● **抜粋本文**
---
丞相と皇帝の本当の関係はいったいどうだったのか?

丞相と皇帝の本当の関係はいったいどうだったのか?

中国の昔の話を知るには、「丞相(じょうしょう)」と「皇帝」の関係をよく見る必要があります。これはただの上司と部下ではなく、天子の力(てんしのちから)と補佐する人の力がいつもぶつかり合っていた長い歴史です。

丞相って何だったの?

丞相は、昔の中国で一番偉い政治を任された人でした。国の役人たちをまとめて、皇帝の手助けをして国を動かす大事な役目を持っていました。正式に「丞相」という名前が使われ始めたのは、戦国時代の秦悼武王2年(紀元前309年)のことです。その後、秦が中国を一つにまとめると、三公九卿という制度の中で中心的な役割を果たすようになりました。

  • 「宰相(さいしょう)」というのは、広く「国を助ける偉い人」という意味で使う言葉で、実際の役職名ではありません。
  • 「丞相」はちゃんと決まった役職で、秦や漢、元などの時代に実際に置かれていました。

秦・漢のころ:丞相が強く、皇帝が警戒した時代

秦の時代

秦の始皇帝は李斯(りし)を丞相にしましたが、二人の関係はずっと不安定でした。『史記』にはこんな話があります。李斯の車の行列があまりに派手だと知った始皇帝は怒りました。でも李斯が質素にすると、今度は「誰が教えたんだ?」と逆に怒ったのです。これは、皇帝が丞相をどれだけ怖がっていたかをよく表しています。

漢の時代

西漢の初めごろ、蕭何(しょうか)や曹参(そうさん)といった建国に貢献した人が丞相になって、軍のこと、政治のこと、裁判のことなど、ほぼすべてを任されていました。しかし、漢武帝の時代になると、皇帝の近くに「内朝(尚書)」という新しいグループを作って、丞相がいる「外朝」を遠ざけ始めました。その結果、丞相の持つ力は少しずつ小さくなっていきました

漢哀帝の時代(紀元前1年)には、丞相という名前が「大司徒(たいしと)」に変わり、実際の影響もさらに弱まりました。
---
● **提供データ**
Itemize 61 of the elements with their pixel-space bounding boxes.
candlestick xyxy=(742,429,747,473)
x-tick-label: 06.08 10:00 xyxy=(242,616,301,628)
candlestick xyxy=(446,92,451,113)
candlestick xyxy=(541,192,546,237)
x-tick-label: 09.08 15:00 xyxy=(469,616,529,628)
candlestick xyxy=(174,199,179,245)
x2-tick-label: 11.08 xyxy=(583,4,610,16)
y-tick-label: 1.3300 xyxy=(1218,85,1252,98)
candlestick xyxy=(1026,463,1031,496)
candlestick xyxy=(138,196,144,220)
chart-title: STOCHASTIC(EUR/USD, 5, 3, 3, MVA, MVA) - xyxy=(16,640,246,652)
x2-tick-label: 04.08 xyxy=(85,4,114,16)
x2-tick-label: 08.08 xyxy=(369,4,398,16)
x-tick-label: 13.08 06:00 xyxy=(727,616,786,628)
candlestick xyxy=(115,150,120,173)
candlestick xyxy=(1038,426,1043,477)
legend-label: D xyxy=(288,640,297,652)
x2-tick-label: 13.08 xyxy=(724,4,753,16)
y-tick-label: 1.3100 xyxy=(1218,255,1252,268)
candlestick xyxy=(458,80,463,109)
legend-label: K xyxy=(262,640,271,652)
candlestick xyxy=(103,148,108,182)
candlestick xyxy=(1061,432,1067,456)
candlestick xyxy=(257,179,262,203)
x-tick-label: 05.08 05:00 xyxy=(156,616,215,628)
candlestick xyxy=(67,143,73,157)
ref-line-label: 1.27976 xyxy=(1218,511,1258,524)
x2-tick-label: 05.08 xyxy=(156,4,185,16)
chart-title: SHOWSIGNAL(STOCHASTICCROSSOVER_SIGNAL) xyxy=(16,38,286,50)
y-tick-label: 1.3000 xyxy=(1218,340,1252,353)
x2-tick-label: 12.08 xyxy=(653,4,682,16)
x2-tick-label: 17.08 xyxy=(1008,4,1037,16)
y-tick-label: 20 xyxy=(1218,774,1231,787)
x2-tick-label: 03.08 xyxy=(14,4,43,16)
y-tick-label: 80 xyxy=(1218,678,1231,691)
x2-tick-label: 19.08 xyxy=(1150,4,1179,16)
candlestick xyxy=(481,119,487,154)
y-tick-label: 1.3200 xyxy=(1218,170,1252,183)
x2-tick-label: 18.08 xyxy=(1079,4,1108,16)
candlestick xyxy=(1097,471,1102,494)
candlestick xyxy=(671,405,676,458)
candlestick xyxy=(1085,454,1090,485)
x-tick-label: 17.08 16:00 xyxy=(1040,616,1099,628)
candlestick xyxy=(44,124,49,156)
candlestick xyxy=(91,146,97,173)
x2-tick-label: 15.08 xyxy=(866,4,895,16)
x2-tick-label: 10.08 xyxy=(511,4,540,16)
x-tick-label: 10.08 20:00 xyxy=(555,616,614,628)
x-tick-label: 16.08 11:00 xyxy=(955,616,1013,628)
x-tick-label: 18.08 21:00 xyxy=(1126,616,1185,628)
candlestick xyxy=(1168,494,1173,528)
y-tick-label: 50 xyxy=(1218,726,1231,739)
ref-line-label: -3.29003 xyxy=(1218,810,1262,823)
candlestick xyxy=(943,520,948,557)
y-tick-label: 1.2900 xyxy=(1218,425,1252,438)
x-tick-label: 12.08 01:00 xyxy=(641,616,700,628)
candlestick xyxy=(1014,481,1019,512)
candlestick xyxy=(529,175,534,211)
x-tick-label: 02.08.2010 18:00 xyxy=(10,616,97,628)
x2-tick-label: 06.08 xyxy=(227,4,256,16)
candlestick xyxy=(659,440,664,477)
---
● **課題 1**
抜粋本文で、丞相になったと書かれている人物をすべて挙げてください。
● **課題 2**
抜粋本文のうち、「秦・漢のころ:丞相が強く、皇帝が警戒した時代」から始まり「の影響もさらに弱まりました。」で終わる部分を、一字も変えずに書き出してください。

● **解答欄 1**
李斯、蕭何、曹参

● **解答欄 2**
秦・漢のころ:丞相が強く、皇帝が警戒した時代

秦の時代

秦の始皇帝は李斯(りし)を丞相にしましたが、二人の関係はずっと不安定でした。『史記』にはこんな話があります。李斯の車の行列があまりに派手だと知った始皇帝は怒りました。でも李斯が質素にすると、今度は「誰が教えたんだ?」と逆に怒ったのです。これは、皇帝が丞相をどれだけ怖がっていたかをよく表しています。

漢の時代

西漢の初めごろ、蕭何(しょうか)や曹参(そうさん)といった建国に貢献した人が丞相になって、軍のこと、政治のこと、裁判のことなど、ほぼすべてを任されていました。しかし、漢武帝の時代になると、皇帝の近くに「内朝(尚書)」という新しいグループを作って、丞相がいる「外朝」を遠ざけ始めました。その結果、丞相の持つ力は少しずつ小さくなっていきました

漢哀帝の時代(紀元前1年)には、丞相という名前が「大司徒(たいしと)」に変わり、実際の影響もさらに弱まりました。